Stored data entries:
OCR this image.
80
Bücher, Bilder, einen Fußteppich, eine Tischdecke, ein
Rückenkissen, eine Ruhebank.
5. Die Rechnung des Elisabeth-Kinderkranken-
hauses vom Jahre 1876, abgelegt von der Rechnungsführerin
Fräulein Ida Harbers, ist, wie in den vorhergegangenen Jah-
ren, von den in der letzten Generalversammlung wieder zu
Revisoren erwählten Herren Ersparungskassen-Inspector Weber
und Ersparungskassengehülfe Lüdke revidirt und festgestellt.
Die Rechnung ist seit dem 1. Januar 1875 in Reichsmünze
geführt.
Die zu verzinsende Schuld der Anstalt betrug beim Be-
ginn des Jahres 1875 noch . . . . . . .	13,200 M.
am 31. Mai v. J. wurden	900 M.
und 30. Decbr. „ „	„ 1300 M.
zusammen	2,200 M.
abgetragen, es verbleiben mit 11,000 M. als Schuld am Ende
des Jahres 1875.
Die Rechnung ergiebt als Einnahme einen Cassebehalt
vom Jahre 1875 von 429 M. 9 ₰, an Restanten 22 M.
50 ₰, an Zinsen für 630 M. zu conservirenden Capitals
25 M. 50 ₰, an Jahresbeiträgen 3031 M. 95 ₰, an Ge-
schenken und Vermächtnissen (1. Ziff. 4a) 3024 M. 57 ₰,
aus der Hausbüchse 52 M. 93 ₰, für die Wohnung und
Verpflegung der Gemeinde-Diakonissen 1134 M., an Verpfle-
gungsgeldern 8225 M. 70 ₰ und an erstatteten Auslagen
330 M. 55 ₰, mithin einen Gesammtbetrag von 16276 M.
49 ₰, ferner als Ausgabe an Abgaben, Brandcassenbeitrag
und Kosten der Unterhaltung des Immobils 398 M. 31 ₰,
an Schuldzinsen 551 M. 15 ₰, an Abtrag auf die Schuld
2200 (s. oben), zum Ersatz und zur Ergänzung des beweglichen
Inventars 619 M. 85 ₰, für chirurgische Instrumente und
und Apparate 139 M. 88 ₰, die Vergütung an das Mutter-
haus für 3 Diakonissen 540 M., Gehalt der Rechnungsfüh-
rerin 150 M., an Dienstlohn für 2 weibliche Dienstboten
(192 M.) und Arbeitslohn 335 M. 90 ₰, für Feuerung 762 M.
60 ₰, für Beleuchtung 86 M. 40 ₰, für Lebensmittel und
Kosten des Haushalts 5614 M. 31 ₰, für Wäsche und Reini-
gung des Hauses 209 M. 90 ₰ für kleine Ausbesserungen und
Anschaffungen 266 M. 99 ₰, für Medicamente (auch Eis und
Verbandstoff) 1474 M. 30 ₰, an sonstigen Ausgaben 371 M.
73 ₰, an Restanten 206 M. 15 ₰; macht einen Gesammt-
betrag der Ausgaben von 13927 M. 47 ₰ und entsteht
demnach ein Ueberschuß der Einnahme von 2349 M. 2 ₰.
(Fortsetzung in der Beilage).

- Problem to work on
Write the material out exactly, with nothing left out.

- Exercise response
OCR this image.
80
Bücher, Bilder, einen Fußteppich, eine Tischdecke, ein
Rückenkissen, eine Ruhebank.
5. Die Rechnung des Elisabeth-Kinderkranken-
hauses vom Jahre 1876, abgelegt von der Rechnungsführerin
Fräulein Ida Harbers, ist, wie in den vorhergegangenen Jah-
ren, von den in der letzten Generalversammlung wieder zu
Revisoren erwählten Herren Ersparungskassen-Inspector Weber
und Ersparungskassengehülfe Lüdke revidirt und festgestellt.
Die Rechnung ist seit dem 1. Januar 1875 in Reichsmünze
geführt.
Die zu verzinsende Schuld der Anstalt betrug beim Be-
ginn des Jahres 1875 noch . . . . . . .	13,200 M.
am 31. Mai v. J. wurden	900 M.
und 30. Decbr. „ „	„ 1300 M.
zusammen	2,200 M.
abgetragen, es verbleiben mit 11,000 M. als Schuld am Ende
des Jahres 1875.
Die Rechnung ergiebt als Einnahme einen Cassebehalt
vom Jahre 1875 von 429 M. 9 ₰, an Restanten 22 M.
50 ₰, an Zinsen für 630 M. zu conservirenden Capitals
25 M. 50 ₰, an Jahresbeiträgen 3031 M. 95 ₰, an Ge-
schenken und Vermächtnissen (1. Ziff. 4a) 3024 M. 57 ₰,
aus der Hausbüchse 52 M. 93 ₰, für die Wohnung und
Verpflegung der Gemeinde-Diakonissen 1134 M., an Verpfle-
gungsgeldern 8225 M. 70 ₰ und an erstatteten Auslagen
330 M. 55 ₰, mithin einen Gesammtbetrag von 16276 M.
49 ₰, ferner als Ausgabe an Abgaben, Brandcassenbeitrag
und Kosten der Unterhaltung des Immobils 398 M. 31 ₰,
an Schuldzinsen 551 M. 15 ₰, an Abtrag auf die Schuld
2200 (s. oben), zum Ersatz und zur Ergänzung des beweglichen
Inventars 619 M. 85 ₰, für chirurgische Instrumente und
und Apparate 139 M. 88 ₰, die Vergütung an das Mutter-
haus für 3 Diakonissen 540 M., Gehalt der Rechnungsfüh-
rerin 150 M., an Dienstlohn für 2 weibliche Dienstboten
(192 M.) und Arbeitslohn 335 M. 90 ₰, für Feuerung 762 M.
60 ₰, für Beleuchtung 86 M. 40 ₰, für Lebensmittel und
Kosten des Haushalts 5614 M. 31 ₰, für Wäsche und Reini-
gung des Hauses 209 M. 90 ₰ für kleine Ausbesserungen und
Anschaffungen 266 M. 99 ₰, für Medicamente (auch Eis und
Verbandstoff) 1474 M. 30 ₰, an sonstigen Ausgaben 371 M.
73 ₰, an Restanten 206 M. 15 ₰; macht einen Gesammt-
betrag der Ausgaben von 13927 M. 47 ₰ und entsteht
demnach ein Ueberschuß der Einnahme von 2349 M. 2 ₰.
(Fortsetzung in der Beilage).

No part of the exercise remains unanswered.